Part of a data file
(begin)

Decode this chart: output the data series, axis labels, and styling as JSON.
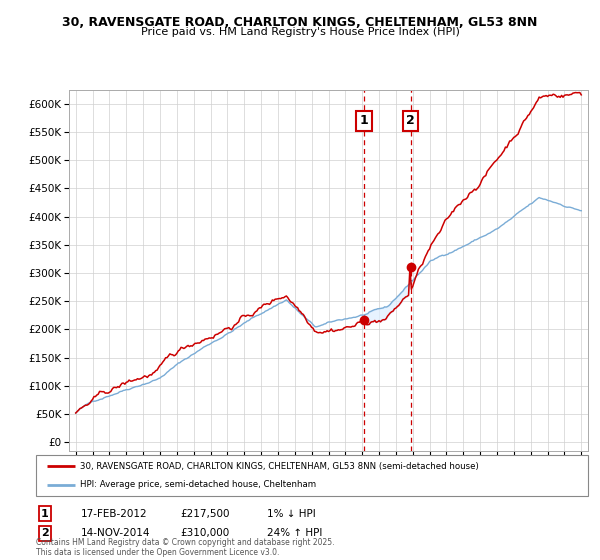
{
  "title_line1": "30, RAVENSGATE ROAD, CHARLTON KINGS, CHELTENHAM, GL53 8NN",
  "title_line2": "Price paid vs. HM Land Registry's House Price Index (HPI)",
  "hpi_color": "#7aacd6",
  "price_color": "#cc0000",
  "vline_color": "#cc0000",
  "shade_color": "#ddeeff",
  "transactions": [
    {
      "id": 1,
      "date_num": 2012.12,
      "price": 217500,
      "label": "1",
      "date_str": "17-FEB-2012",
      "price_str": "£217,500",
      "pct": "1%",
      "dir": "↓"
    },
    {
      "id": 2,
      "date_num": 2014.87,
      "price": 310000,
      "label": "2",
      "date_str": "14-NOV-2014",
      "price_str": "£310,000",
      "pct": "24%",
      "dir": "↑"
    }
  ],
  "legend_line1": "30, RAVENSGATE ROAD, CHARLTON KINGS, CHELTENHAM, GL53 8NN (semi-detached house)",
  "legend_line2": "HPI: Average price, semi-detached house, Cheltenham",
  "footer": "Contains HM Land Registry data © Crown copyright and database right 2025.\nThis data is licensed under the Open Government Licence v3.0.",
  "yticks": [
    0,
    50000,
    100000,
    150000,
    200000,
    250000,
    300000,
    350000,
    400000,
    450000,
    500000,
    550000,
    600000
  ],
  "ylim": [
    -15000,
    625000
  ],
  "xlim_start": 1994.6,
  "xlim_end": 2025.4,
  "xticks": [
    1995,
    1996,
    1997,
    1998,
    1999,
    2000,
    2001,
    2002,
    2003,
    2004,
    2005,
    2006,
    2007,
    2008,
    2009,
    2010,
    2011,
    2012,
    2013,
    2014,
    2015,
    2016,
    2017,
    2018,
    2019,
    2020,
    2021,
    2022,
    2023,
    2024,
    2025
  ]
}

(end)

**Direction**
All of the entries above should be duplicated exactly, except for the pictures.

**Solution for this exercise**
Decode this chart: output the data series, axis labels, and styling as JSON.
{
  "title_line1": "30, RAVENSGATE ROAD, CHARLTON KINGS, CHELTENHAM, GL53 8NN",
  "title_line2": "Price paid vs. HM Land Registry's House Price Index (HPI)",
  "hpi_color": "#7aacd6",
  "price_color": "#cc0000",
  "vline_color": "#cc0000",
  "shade_color": "#ddeeff",
  "transactions": [
    {
      "id": 1,
      "date_num": 2012.12,
      "price": 217500,
      "label": "1",
      "date_str": "17-FEB-2012",
      "price_str": "£217,500",
      "pct": "1%",
      "dir": "↓"
    },
    {
      "id": 2,
      "date_num": 2014.87,
      "price": 310000,
      "label": "2",
      "date_str": "14-NOV-2014",
      "price_str": "£310,000",
      "pct": "24%",
      "dir": "↑"
    }
  ],
  "legend_line1": "30, RAVENSGATE ROAD, CHARLTON KINGS, CHELTENHAM, GL53 8NN (semi-detached house)",
  "legend_line2": "HPI: Average price, semi-detached house, Cheltenham",
  "footer": "Contains HM Land Registry data © Crown copyright and database right 2025.\nThis data is licensed under the Open Government Licence v3.0.",
  "yticks": [
    0,
    50000,
    100000,
    150000,
    200000,
    250000,
    300000,
    350000,
    400000,
    450000,
    500000,
    550000,
    600000
  ],
  "ylim": [
    -15000,
    625000
  ],
  "xlim_start": 1994.6,
  "xlim_end": 2025.4,
  "xticks": [
    1995,
    1996,
    1997,
    1998,
    1999,
    2000,
    2001,
    2002,
    2003,
    2004,
    2005,
    2006,
    2007,
    2008,
    2009,
    2010,
    2011,
    2012,
    2013,
    2014,
    2015,
    2016,
    2017,
    2018,
    2019,
    2020,
    2021,
    2022,
    2023,
    2024,
    2025
  ]
}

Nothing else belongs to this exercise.